SUPPLIED DATA |
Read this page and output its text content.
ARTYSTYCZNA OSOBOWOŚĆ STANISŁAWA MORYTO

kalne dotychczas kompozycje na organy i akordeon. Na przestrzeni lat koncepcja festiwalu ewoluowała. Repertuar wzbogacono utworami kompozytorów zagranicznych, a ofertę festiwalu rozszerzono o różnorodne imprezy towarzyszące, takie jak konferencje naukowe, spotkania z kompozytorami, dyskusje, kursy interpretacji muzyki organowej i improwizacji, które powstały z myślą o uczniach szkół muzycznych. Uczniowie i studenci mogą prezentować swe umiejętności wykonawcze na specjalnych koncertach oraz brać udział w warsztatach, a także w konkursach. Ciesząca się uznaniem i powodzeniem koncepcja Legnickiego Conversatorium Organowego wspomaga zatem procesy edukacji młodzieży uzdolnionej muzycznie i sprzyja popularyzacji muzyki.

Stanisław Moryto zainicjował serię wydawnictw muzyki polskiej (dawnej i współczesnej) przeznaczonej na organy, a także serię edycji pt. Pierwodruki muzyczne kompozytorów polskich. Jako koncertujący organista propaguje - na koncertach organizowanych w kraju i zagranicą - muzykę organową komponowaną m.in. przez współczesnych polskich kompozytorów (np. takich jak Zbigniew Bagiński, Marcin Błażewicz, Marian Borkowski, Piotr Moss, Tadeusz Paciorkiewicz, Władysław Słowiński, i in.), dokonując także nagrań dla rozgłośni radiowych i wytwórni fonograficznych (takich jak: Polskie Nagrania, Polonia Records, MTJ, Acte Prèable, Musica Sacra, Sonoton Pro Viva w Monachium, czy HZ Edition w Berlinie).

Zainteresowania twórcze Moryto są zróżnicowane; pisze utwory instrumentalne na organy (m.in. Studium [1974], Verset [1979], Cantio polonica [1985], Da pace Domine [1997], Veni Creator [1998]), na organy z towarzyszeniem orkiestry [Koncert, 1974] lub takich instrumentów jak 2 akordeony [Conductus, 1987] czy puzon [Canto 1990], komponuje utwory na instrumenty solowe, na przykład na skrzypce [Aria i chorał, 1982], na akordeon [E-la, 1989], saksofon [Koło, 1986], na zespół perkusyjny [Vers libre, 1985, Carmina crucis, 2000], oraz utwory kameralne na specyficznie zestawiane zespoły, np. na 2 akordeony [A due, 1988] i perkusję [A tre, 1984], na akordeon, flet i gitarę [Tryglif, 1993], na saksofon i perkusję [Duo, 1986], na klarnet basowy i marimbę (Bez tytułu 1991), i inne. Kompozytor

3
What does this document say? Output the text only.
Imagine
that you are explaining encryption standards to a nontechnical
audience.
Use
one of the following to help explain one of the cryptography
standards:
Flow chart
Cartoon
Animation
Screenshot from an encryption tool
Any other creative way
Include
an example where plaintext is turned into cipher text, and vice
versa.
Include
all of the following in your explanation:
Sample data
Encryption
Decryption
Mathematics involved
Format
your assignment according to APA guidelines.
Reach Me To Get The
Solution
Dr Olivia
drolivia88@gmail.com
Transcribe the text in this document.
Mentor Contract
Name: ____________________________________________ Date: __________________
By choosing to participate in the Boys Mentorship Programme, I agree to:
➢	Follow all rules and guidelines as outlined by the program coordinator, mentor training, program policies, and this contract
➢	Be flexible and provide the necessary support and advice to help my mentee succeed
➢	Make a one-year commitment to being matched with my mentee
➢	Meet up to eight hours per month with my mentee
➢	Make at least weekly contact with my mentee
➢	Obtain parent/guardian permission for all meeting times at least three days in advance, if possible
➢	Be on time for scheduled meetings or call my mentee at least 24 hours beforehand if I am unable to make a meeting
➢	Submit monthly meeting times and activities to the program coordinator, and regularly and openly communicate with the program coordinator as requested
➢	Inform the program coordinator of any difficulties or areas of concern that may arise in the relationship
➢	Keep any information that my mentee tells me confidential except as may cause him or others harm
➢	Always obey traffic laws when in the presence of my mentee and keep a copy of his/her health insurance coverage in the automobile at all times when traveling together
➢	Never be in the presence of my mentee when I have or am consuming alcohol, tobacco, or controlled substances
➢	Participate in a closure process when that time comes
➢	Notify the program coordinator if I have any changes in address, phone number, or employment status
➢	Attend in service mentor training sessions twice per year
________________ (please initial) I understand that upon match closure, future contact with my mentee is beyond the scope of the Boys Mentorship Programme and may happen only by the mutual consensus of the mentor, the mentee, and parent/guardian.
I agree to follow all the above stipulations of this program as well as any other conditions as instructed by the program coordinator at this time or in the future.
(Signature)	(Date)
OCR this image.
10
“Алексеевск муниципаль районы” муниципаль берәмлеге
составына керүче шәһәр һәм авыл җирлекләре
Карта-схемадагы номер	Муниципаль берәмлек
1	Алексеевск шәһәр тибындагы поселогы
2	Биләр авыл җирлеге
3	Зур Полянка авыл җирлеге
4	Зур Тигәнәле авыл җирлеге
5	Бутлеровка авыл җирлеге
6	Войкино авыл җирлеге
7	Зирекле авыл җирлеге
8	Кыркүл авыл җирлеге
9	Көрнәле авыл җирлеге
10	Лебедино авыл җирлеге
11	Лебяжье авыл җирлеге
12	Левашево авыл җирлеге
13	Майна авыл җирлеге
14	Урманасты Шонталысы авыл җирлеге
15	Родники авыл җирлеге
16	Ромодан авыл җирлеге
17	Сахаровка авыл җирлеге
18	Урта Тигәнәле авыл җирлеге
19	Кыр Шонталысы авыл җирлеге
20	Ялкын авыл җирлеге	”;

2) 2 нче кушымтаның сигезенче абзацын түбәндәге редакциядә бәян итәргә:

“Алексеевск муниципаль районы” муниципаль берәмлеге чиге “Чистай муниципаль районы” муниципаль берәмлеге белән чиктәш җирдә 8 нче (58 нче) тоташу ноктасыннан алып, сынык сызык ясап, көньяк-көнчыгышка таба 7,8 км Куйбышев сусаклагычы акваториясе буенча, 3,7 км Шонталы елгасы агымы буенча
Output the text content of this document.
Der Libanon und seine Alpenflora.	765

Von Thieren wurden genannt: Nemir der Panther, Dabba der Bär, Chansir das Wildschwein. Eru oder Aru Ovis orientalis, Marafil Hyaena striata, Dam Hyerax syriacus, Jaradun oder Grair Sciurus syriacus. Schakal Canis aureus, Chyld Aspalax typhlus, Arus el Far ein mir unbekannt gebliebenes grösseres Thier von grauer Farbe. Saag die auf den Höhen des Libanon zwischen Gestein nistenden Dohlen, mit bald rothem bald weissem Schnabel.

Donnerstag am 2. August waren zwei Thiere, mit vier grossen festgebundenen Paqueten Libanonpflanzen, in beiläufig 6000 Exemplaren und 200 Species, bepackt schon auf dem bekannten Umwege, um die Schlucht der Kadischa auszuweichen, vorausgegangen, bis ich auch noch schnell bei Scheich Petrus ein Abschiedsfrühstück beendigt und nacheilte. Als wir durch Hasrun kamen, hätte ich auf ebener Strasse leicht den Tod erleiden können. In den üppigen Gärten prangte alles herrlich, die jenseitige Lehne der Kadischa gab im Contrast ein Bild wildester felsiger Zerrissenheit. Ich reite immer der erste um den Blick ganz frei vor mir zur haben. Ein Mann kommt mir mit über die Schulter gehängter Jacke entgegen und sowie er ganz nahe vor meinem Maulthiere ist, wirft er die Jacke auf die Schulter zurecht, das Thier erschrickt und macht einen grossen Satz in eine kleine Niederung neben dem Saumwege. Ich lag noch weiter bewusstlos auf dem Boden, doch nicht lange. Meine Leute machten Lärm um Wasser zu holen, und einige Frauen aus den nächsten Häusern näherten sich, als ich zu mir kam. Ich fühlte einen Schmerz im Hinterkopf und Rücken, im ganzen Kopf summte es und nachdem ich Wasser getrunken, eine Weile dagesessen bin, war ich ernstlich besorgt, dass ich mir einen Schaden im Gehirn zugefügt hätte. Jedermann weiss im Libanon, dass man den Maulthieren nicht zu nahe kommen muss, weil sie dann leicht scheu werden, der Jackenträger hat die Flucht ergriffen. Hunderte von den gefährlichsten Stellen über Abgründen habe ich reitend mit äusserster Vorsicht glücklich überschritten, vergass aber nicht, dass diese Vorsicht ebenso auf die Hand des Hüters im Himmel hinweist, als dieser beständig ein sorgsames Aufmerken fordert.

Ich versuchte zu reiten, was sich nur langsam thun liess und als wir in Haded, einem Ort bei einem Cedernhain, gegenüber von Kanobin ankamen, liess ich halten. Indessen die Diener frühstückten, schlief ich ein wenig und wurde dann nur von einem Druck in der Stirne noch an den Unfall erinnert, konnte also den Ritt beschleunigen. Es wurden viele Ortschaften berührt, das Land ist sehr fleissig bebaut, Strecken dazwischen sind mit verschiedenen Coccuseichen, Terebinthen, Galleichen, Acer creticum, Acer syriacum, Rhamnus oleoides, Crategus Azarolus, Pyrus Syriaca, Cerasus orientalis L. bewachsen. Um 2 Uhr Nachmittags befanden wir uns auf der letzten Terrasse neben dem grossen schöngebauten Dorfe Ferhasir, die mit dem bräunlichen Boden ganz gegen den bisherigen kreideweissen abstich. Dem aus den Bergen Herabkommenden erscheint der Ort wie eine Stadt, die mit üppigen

GOAL | Lines that include the word "following" are to be extracted from the data above.

WRITTEN SOLUTION |
one of the following to help explain one of the cryptography
all of the following in your explanation:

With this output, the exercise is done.